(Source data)
>>>>>

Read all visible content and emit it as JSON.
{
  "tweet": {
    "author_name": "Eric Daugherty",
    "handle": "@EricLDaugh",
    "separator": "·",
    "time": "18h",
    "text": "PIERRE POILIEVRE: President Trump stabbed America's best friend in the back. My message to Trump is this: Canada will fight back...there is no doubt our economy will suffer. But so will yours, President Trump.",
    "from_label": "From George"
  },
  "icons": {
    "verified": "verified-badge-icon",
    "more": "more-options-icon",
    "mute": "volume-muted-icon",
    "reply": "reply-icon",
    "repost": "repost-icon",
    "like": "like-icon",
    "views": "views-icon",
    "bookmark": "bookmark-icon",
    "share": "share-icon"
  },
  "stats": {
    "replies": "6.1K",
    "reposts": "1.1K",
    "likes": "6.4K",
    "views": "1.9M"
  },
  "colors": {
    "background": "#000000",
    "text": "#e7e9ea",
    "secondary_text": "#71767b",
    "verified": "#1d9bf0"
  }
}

<<<<<

▸ **What you have to do**: Answer with a single number: the count of lines holding the word "verified".

▸ **Written solution**: 2